▶ WORK TO DO: Select all lines holding the word "McGuinness" from the entries that follow.

--- START OF PROVIDED RECORDS ---

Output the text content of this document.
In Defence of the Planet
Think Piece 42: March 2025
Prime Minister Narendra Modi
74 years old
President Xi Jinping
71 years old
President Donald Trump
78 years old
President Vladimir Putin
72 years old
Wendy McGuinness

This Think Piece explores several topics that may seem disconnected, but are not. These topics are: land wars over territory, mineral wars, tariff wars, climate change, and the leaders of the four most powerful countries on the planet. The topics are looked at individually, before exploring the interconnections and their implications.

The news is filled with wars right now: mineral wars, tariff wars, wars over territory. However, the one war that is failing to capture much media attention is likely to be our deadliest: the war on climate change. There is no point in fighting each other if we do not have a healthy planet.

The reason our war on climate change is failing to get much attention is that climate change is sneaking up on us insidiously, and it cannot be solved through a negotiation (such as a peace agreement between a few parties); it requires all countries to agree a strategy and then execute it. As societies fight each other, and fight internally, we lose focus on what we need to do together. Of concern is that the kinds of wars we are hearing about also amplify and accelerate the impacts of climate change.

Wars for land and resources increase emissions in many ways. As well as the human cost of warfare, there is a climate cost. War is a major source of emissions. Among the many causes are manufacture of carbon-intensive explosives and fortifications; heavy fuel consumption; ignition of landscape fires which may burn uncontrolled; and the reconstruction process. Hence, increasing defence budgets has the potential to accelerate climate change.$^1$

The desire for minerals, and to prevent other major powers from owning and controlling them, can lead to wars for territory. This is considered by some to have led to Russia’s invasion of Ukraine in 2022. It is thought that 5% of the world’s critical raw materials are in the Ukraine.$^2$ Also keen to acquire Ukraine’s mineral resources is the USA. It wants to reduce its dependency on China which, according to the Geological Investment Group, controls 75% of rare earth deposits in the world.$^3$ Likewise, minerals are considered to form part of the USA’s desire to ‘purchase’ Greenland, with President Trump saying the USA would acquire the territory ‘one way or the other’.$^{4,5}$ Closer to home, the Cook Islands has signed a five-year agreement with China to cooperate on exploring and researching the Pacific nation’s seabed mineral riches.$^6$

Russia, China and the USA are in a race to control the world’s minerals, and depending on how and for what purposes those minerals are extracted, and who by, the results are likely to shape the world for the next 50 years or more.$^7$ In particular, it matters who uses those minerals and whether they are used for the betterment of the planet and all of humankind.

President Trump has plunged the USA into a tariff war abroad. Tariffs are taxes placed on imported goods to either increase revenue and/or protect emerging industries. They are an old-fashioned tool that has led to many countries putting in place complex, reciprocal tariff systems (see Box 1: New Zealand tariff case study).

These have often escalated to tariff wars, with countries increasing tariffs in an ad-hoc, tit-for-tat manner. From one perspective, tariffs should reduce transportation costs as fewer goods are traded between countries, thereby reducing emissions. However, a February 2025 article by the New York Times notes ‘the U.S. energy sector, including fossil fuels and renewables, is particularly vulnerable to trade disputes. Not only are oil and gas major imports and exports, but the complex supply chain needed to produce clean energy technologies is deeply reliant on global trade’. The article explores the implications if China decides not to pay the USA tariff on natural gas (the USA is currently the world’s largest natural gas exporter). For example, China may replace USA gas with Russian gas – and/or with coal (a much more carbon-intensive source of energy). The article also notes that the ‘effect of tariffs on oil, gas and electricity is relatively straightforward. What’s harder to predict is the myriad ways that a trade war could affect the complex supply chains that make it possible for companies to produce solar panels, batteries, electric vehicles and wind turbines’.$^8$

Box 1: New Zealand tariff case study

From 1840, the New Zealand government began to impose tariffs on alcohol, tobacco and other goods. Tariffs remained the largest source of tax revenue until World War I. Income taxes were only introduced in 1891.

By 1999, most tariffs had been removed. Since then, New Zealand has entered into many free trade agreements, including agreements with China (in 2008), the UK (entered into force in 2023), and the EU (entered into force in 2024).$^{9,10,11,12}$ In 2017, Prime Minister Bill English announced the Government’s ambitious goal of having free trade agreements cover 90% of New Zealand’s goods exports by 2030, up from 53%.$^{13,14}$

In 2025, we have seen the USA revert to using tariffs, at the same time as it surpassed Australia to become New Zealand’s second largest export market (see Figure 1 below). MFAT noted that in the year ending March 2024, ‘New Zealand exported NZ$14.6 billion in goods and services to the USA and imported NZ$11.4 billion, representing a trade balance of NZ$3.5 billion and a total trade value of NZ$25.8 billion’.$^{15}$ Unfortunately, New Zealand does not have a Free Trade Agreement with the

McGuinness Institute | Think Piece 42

--- END OF PROVIDED RECORDS ---

▶ WORKED SOLUTION:
Wendy McGuinness
McGuinness Institute | Think Piece 42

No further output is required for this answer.